▸ **Problem description**: The complete listing should be restated exactly.

--- START The input ---

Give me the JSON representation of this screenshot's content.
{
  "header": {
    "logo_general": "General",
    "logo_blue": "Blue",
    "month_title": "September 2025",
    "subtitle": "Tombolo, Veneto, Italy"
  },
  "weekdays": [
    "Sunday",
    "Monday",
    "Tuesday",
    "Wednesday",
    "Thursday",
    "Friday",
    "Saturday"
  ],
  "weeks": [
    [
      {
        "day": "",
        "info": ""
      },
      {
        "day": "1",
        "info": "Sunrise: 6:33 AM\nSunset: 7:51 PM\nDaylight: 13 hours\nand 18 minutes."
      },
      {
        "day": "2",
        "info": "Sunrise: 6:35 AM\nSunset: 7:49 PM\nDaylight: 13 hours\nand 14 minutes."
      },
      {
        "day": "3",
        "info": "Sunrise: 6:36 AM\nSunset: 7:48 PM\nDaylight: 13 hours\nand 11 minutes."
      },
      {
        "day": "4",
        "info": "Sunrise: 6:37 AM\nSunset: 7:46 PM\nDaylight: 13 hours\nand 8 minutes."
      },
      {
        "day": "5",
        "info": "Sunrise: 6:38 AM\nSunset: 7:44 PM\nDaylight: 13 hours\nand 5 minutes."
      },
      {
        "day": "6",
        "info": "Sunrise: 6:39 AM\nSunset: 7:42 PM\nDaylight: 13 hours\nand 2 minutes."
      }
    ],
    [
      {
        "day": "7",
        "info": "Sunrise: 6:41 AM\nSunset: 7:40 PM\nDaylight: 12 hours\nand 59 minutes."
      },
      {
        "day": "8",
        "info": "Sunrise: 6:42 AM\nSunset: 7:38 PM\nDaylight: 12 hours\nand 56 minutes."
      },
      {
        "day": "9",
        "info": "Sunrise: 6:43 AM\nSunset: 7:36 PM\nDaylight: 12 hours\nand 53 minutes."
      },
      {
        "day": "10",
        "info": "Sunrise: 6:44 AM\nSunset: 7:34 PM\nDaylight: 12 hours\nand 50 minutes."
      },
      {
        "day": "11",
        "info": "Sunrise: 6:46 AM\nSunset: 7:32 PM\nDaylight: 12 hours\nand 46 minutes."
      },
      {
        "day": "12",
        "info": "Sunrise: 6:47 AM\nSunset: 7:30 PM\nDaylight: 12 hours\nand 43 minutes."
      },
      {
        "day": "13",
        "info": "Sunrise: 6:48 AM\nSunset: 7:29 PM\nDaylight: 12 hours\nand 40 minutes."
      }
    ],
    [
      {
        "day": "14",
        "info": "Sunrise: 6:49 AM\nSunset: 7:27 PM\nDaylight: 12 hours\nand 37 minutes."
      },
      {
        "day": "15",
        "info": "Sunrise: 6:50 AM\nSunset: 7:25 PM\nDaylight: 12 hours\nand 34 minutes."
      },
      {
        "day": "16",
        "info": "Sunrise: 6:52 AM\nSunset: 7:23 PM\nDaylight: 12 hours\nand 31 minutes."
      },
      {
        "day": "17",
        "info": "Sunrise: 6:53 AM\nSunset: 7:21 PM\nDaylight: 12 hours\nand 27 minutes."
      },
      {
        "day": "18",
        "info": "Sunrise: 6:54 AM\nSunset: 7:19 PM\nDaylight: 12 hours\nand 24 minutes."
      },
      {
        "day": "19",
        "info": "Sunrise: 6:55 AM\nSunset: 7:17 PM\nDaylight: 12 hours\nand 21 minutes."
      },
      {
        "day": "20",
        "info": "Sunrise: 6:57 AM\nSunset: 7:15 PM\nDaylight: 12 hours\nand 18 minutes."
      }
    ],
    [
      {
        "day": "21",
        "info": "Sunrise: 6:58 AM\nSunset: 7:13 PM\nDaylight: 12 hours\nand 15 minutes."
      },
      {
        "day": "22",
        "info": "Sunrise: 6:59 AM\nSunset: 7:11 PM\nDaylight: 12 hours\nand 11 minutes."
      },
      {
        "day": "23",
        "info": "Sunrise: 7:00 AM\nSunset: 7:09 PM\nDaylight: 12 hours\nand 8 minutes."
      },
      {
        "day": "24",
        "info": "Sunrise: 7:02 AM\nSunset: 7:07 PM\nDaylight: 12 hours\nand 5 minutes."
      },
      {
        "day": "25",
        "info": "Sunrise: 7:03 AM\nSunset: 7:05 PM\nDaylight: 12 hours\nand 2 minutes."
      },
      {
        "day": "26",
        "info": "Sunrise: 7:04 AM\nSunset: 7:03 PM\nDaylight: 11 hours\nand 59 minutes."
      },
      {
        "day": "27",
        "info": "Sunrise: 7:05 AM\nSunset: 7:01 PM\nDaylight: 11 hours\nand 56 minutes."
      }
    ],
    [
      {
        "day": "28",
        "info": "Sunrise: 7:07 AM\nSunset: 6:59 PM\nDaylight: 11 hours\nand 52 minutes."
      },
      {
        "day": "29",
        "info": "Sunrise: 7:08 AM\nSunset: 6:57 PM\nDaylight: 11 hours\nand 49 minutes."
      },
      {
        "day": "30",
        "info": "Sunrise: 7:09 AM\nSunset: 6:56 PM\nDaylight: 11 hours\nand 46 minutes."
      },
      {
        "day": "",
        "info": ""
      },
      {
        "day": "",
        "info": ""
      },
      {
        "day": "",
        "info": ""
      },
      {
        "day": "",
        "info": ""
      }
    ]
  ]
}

--- END The input ---

▸ **Complete response**:
Give me the JSON representation of this screenshot's content.
{
  "header": {
    "logo_general": "General",
    "logo_blue": "Blue",
    "month_title": "September 2025",
    "subtitle": "Tombolo, Veneto, Italy"
  },
  "weekdays": [
    "Sunday",
    "Monday",
    "Tuesday",
    "Wednesday",
    "Thursday",
    "Friday",
    "Saturday"
  ],
  "weeks": [
    [
      {
        "day": "",
        "info": ""
      },
      {
        "day": "1",
        "info": "Sunrise: 6:33 AM\nSunset: 7:51 PM\nDaylight: 13 hours\nand 18 minutes."
      },
      {
        "day": "2",
        "info": "Sunrise: 6:35 AM\nSunset: 7:49 PM\nDaylight: 13 hours\nand 14 minutes."
      },
      {
        "day": "3",
        "info": "Sunrise: 6:36 AM\nSunset: 7:48 PM\nDaylight: 13 hours\nand 11 minutes."
      },
      {
        "day": "4",
        "info": "Sunrise: 6:37 AM\nSunset: 7:46 PM\nDaylight: 13 hours\nand 8 minutes."
      },
      {
        "day": "5",
        "info": "Sunrise: 6:38 AM\nSunset: 7:44 PM\nDaylight: 13 hours\nand 5 minutes."
      },
      {
        "day": "6",
        "info": "Sunrise: 6:39 AM\nSunset: 7:42 PM\nDaylight: 13 hours\nand 2 minutes."
      }
    ],
    [
      {
        "day": "7",
        "info": "Sunrise: 6:41 AM\nSunset: 7:40 PM\nDaylight: 12 hours\nand 59 minutes."
      },
      {
        "day": "8",
        "info": "Sunrise: 6:42 AM\nSunset: 7:38 PM\nDaylight: 12 hours\nand 56 minutes."
      },
      {
        "day": "9",
        "info": "Sunrise: 6:43 AM\nSunset: 7:36 PM\nDaylight: 12 hours\nand 53 minutes."
      },
      {
        "day": "10",
        "info": "Sunrise: 6:44 AM\nSunset: 7:34 PM\nDaylight: 12 hours\nand 50 minutes."
      },
      {
        "day": "11",
        "info": "Sunrise: 6:46 AM\nSunset: 7:32 PM\nDaylight: 12 hours\nand 46 minutes."
      },
      {
        "day": "12",
        "info": "Sunrise: 6:47 AM\nSunset: 7:30 PM\nDaylight: 12 hours\nand 43 minutes."
      },
      {
        "day": "13",
        "info": "Sunrise: 6:48 AM\nSunset: 7:29 PM\nDaylight: 12 hours\nand 40 minutes."
      }
    ],
    [
      {
        "day": "14",
        "info": "Sunrise: 6:49 AM\nSunset: 7:27 PM\nDaylight: 12 hours\nand 37 minutes."
      },
      {
        "day": "15",
        "info": "Sunrise: 6:50 AM\nSunset: 7:25 PM\nDaylight: 12 hours\nand 34 minutes."
      },
      {
        "day": "16",
        "info": "Sunrise: 6:52 AM\nSunset: 7:23 PM\nDaylight: 12 hours\nand 31 minutes."
      },
      {
        "day": "17",
        "info": "Sunrise: 6:53 AM\nSunset: 7:21 PM\nDaylight: 12 hours\nand 27 minutes."
      },
      {
        "day": "18",
        "info": "Sunrise: 6:54 AM\nSunset: 7:19 PM\nDaylight: 12 hours\nand 24 minutes."
      },
      {
        "day": "19",
        "info": "Sunrise: 6:55 AM\nSunset: 7:17 PM\nDaylight: 12 hours\nand 21 minutes."
      },
      {
        "day": "20",
        "info": "Sunrise: 6:57 AM\nSunset: 7:15 PM\nDaylight: 12 hours\nand 18 minutes."
      }
    ],
    [
      {
        "day": "21",
        "info": "Sunrise: 6:58 AM\nSunset: 7:13 PM\nDaylight: 12 hours\nand 15 minutes."
      },
      {
        "day": "22",
        "info": "Sunrise: 6:59 AM\nSunset: 7:11 PM\nDaylight: 12 hours\nand 11 minutes."
      },
      {
        "day": "23",
        "info": "Sunrise: 7:00 AM\nSunset: 7:09 PM\nDaylight: 12 hours\nand 8 minutes."
      },
      {
        "day": "24",
        "info": "Sunrise: 7:02 AM\nSunset: 7:07 PM\nDaylight: 12 hours\nand 5 minutes."
      },
      {
        "day": "25",
        "info": "Sunrise: 7:03 AM\nSunset: 7:05 PM\nDaylight: 12 hours\nand 2 minutes."
      },
      {
        "day": "26",
        "info": "Sunrise: 7:04 AM\nSunset: 7:03 PM\nDaylight: 11 hours\nand 59 minutes."
      },
      {
        "day": "27",
        "info": "Sunrise: 7:05 AM\nSunset: 7:01 PM\nDaylight: 11 hours\nand 56 minutes."
      }
    ],
    [
      {
        "day": "28",
        "info": "Sunrise: 7:07 AM\nSunset: 6:59 PM\nDaylight: 11 hours\nand 52 minutes."
      },
      {
        "day": "29",
        "info": "Sunrise: 7:08 AM\nSunset: 6:57 PM\nDaylight: 11 hours\nand 49 minutes."
      },
      {
        "day": "30",
        "info": "Sunrise: 7:09 AM\nSunset: 6:56 PM\nDaylight: 11 hours\nand 46 minutes."
      },
      {
        "day": "",
        "info": ""
      },
      {
        "day": "",
        "info": ""
      },
      {
        "day": "",
        "info": ""
      },
      {
        "day": "",
        "info": ""
      }
    ]
  ]
}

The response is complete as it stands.